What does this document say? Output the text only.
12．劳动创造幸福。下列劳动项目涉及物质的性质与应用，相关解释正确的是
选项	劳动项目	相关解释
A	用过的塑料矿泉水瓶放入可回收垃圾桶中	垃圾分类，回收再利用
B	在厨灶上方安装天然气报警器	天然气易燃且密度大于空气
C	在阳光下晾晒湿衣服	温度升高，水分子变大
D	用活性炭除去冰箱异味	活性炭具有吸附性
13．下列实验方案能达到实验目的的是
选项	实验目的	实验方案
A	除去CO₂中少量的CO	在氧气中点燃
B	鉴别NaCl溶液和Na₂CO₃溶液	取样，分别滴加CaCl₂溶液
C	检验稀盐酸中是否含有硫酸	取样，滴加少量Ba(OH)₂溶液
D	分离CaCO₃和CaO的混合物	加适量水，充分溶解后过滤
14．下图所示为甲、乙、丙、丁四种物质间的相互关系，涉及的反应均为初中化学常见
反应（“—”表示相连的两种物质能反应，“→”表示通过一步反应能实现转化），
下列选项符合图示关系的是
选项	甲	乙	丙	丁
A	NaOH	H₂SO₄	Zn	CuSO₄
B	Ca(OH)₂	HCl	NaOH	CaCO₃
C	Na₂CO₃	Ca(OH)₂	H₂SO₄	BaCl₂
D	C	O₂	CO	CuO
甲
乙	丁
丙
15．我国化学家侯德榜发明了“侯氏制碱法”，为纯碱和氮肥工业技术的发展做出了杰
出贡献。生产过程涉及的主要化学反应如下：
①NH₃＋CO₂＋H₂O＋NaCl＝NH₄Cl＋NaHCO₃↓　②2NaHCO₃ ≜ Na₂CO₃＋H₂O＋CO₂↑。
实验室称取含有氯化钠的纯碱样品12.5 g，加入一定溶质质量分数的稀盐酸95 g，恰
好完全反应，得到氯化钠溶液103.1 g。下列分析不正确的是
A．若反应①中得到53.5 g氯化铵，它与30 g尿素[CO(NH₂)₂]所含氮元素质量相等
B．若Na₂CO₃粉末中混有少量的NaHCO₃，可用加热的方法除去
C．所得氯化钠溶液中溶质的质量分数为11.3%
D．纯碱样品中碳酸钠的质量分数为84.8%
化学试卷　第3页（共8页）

###

Direction » Copy out the material word for word and line for line.

Exercise solution »
What does this document say? Output the text only.
12．劳动创造幸福。下列劳动项目涉及物质的性质与应用，相关解释正确的是
选项	劳动项目	相关解释
A	用过的塑料矿泉水瓶放入可回收垃圾桶中	垃圾分类，回收再利用
B	在厨灶上方安装天然气报警器	天然气易燃且密度大于空气
C	在阳光下晾晒湿衣服	温度升高，水分子变大
D	用活性炭除去冰箱异味	活性炭具有吸附性
13．下列实验方案能达到实验目的的是
选项	实验目的	实验方案
A	除去CO₂中少量的CO	在氧气中点燃
B	鉴别NaCl溶液和Na₂CO₃溶液	取样，分别滴加CaCl₂溶液
C	检验稀盐酸中是否含有硫酸	取样，滴加少量Ba(OH)₂溶液
D	分离CaCO₃和CaO的混合物	加适量水，充分溶解后过滤
14．下图所示为甲、乙、丙、丁四种物质间的相互关系，涉及的反应均为初中化学常见
反应（“—”表示相连的两种物质能反应，“→”表示通过一步反应能实现转化），
下列选项符合图示关系的是
选项	甲	乙	丙	丁
A	NaOH	H₂SO₄	Zn	CuSO₄
B	Ca(OH)₂	HCl	NaOH	CaCO₃
C	Na₂CO₃	Ca(OH)₂	H₂SO₄	BaCl₂
D	C	O₂	CO	CuO
甲
乙	丁
丙
15．我国化学家侯德榜发明了“侯氏制碱法”，为纯碱和氮肥工业技术的发展做出了杰
出贡献。生产过程涉及的主要化学反应如下：
①NH₃＋CO₂＋H₂O＋NaCl＝NH₄Cl＋NaHCO₃↓　②2NaHCO₃ ≜ Na₂CO₃＋H₂O＋CO₂↑。
实验室称取含有氯化钠的纯碱样品12.5 g，加入一定溶质质量分数的稀盐酸95 g，恰
好完全反应，得到氯化钠溶液103.1 g。下列分析不正确的是
A．若反应①中得到53.5 g氯化铵，它与30 g尿素[CO(NH₂)₂]所含氮元素质量相等
B．若Na₂CO₃粉末中混有少量的NaHCO₃，可用加热的方法除去
C．所得氯化钠溶液中溶质的质量分数为11.3%
D．纯碱样品中碳酸钠的质量分数为84.8%
化学试卷　第3页（共8页）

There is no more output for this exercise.